YOUR OBJECTIVE >> Please give the count of lines holding the string "mouse" and nothing besides.

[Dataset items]

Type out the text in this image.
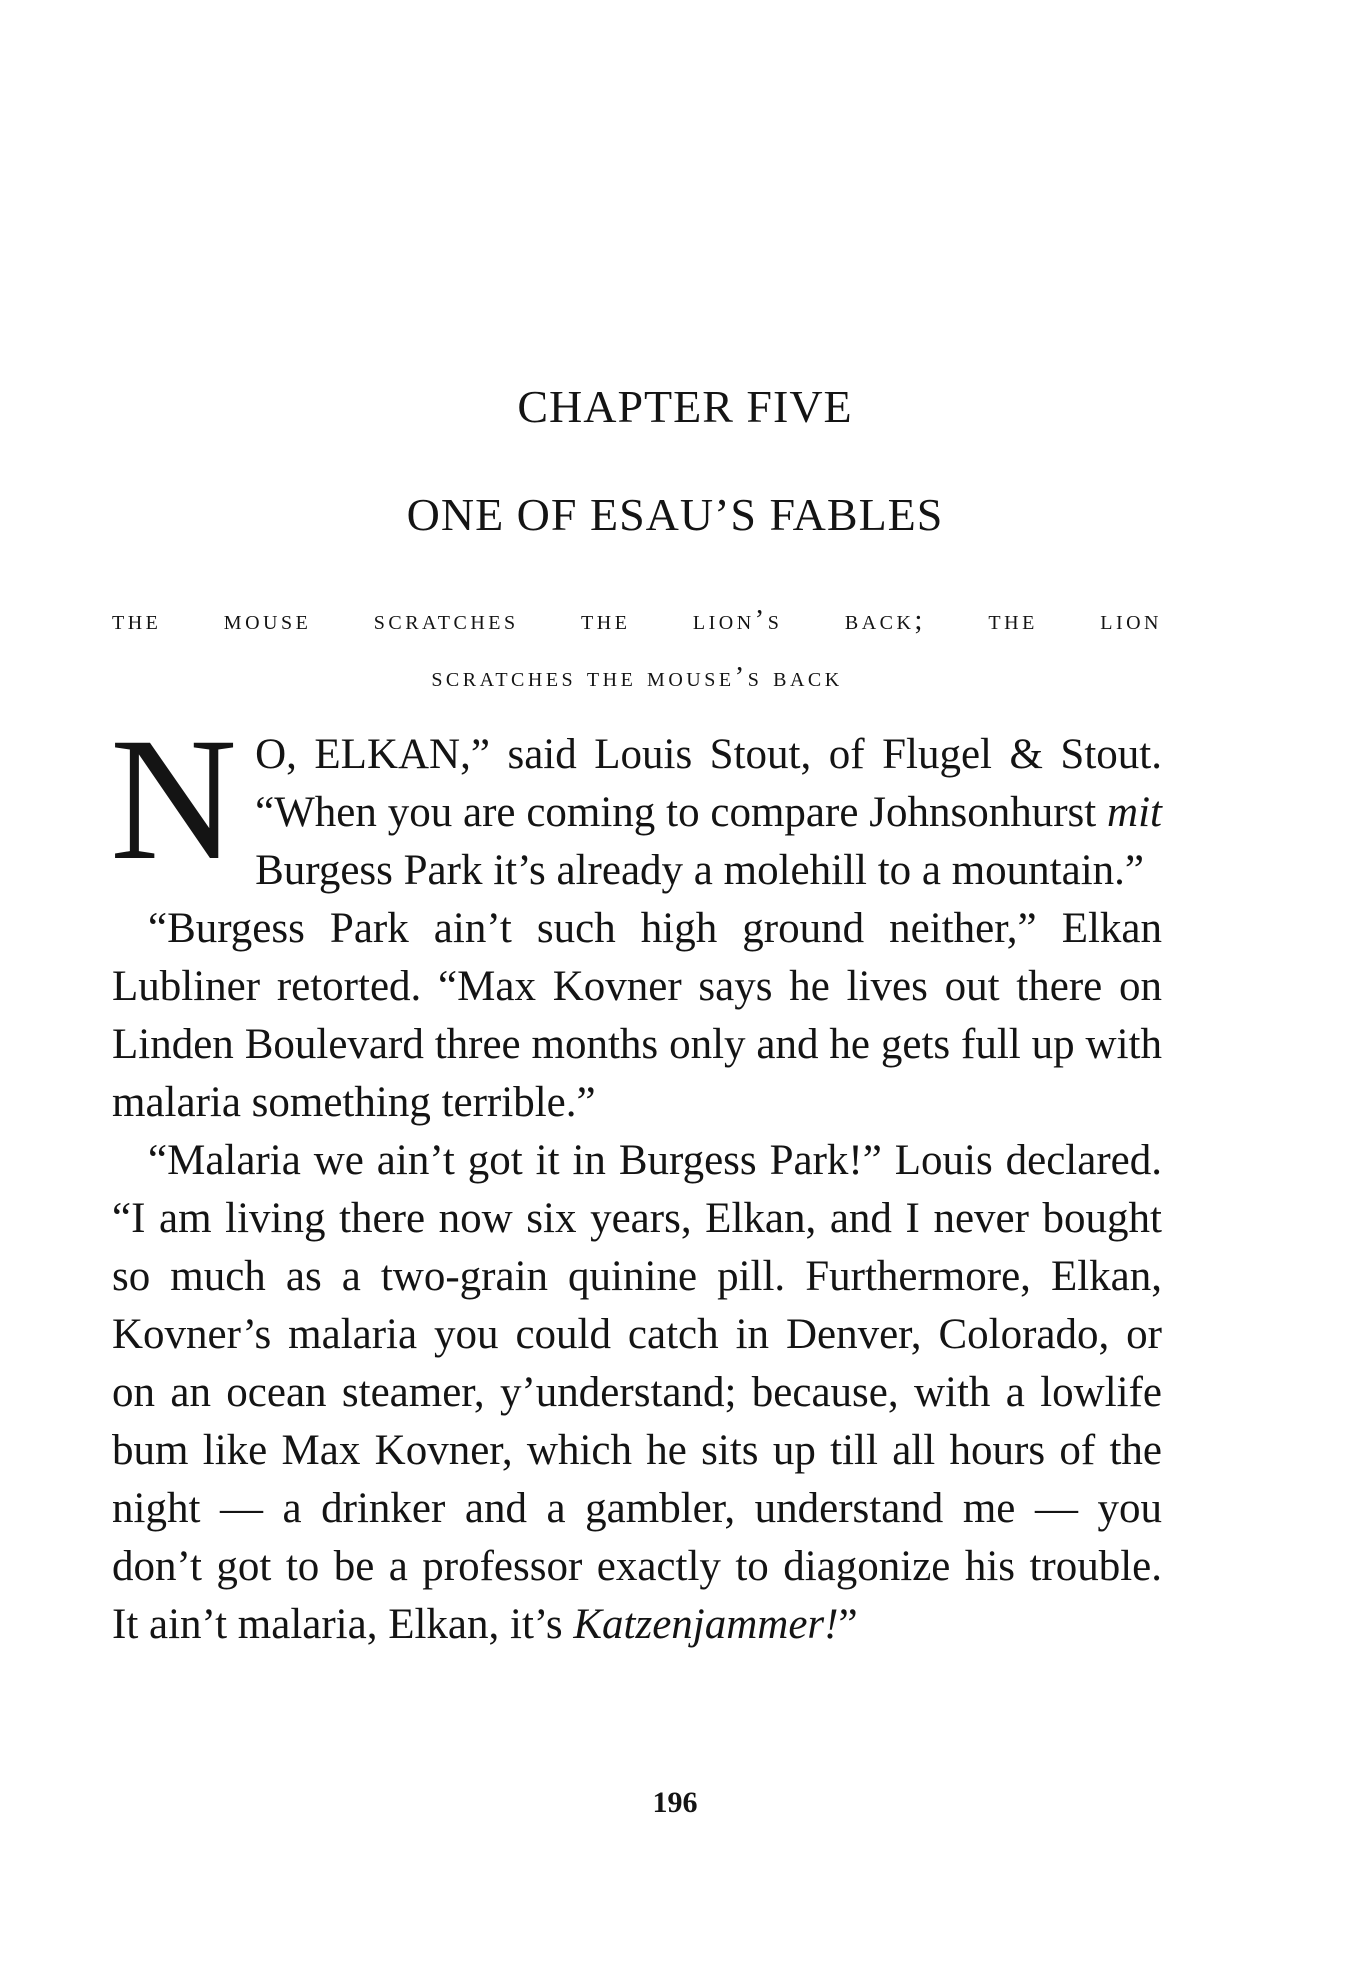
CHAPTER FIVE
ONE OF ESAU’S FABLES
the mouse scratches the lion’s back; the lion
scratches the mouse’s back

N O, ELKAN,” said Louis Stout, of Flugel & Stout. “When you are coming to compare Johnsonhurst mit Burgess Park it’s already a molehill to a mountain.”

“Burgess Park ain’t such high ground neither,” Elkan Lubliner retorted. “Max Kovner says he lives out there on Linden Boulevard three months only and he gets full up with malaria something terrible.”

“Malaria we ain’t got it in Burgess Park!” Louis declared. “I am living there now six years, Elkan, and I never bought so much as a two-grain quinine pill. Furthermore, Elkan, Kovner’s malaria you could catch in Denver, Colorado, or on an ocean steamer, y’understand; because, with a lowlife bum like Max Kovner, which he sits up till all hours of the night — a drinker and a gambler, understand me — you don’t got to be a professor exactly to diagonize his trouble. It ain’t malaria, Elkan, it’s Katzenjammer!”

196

RESPONSE FOR THIS EXERCISE >> 2